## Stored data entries
— BEGIN —

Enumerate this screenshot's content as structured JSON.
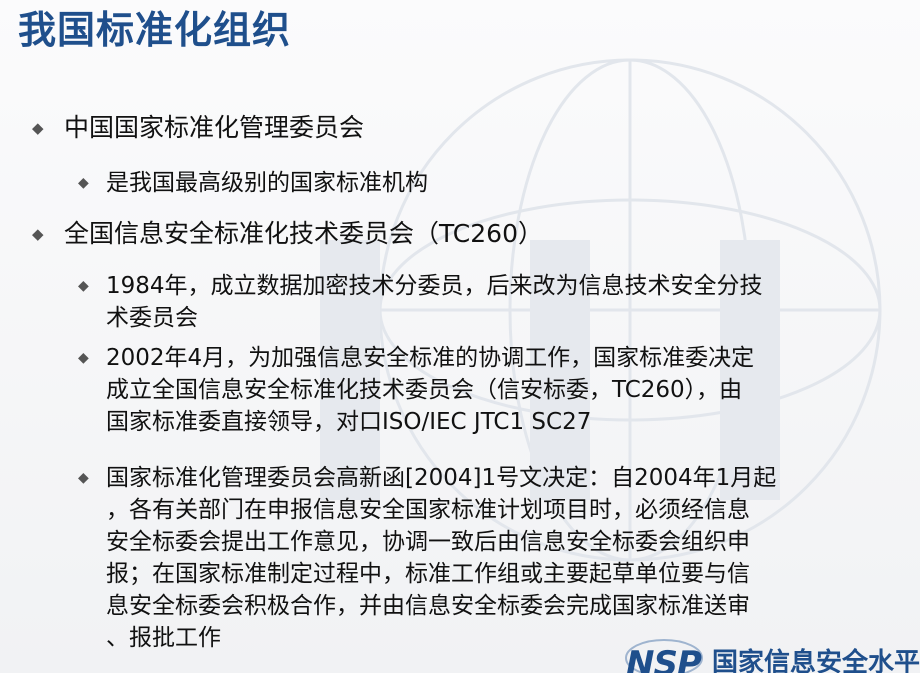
{
  "slide": {
    "title": "我国标准化组织",
    "bullets": [
      {
        "level": 1,
        "lines": [
          "中国国家标准化管理委员会"
        ]
      },
      {
        "level": 2,
        "lines": [
          "是我国最高级别的国家标准机构"
        ]
      },
      {
        "level": 1,
        "lines": [
          "全国信息安全标准化技术委员会（TC260）"
        ]
      },
      {
        "level": 2,
        "lines": [
          "1984年，成立数据加密技术分委员，后来改为信息技术安全分技",
          "术委员会"
        ]
      },
      {
        "level": 2,
        "lines": [
          "2002年4月，为加强信息安全标准的协调工作，国家标准委决定",
          "成立全国信息安全标准化技术委员会（信安标委，TC260），由",
          "国家标准委直接领导，对口ISO/IEC JTC1 SC27"
        ]
      },
      {
        "level": 2,
        "lines": [
          "国家标准化管理委员会高新函[2004]1号文决定：自2004年1月起",
          "，各有关部门在申报信息安全国家标准计划项目时，必须经信息",
          "安全标委会提出工作意见，协调一致后由信息安全标委会组织申",
          "报；在国家标准制定过程中，标准工作组或主要起草单位要与信",
          "息安全标委会积极合作，并由信息安全标委会完成国家标准送审",
          "、报批工作"
        ]
      }
    ],
    "bullet_mark": "◆"
  },
  "logo": {
    "mark_text": "NSP",
    "org_text": "国家信息安全水平考试"
  },
  "colors": {
    "title": "#1f4f8c",
    "text": "#111111",
    "bullet_mark": "#555555",
    "logo": "#1f4f8c"
  }
}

— END —

## What you should do
Reproduce every record above exactly, omitting the pictures.

## Finished exercise
Enumerate this screenshot's content as structured JSON.
{
  "slide": {
    "title": "我国标准化组织",
    "bullets": [
      {
        "level": 1,
        "lines": [
          "中国国家标准化管理委员会"
        ]
      },
      {
        "level": 2,
        "lines": [
          "是我国最高级别的国家标准机构"
        ]
      },
      {
        "level": 1,
        "lines": [
          "全国信息安全标准化技术委员会（TC260）"
        ]
      },
      {
        "level": 2,
        "lines": [
          "1984年，成立数据加密技术分委员，后来改为信息技术安全分技",
          "术委员会"
        ]
      },
      {
        "level": 2,
        "lines": [
          "2002年4月，为加强信息安全标准的协调工作，国家标准委决定",
          "成立全国信息安全标准化技术委员会（信安标委，TC260），由",
          "国家标准委直接领导，对口ISO/IEC JTC1 SC27"
        ]
      },
      {
        "level": 2,
        "lines": [
          "国家标准化管理委员会高新函[2004]1号文决定：自2004年1月起",
          "，各有关部门在申报信息安全国家标准计划项目时，必须经信息",
          "安全标委会提出工作意见，协调一致后由信息安全标委会组织申",
          "报；在国家标准制定过程中，标准工作组或主要起草单位要与信",
          "息安全标委会积极合作，并由信息安全标委会完成国家标准送审",
          "、报批工作"
        ]
      }
    ],
    "bullet_mark": "◆"
  },
  "logo": {
    "mark_text": "NSP",
    "org_text": "国家信息安全水平考试"
  },
  "colors": {
    "title": "#1f4f8c",
    "text": "#111111",
    "bullet_mark": "#555555",
    "logo": "#1f4f8c"
  }
}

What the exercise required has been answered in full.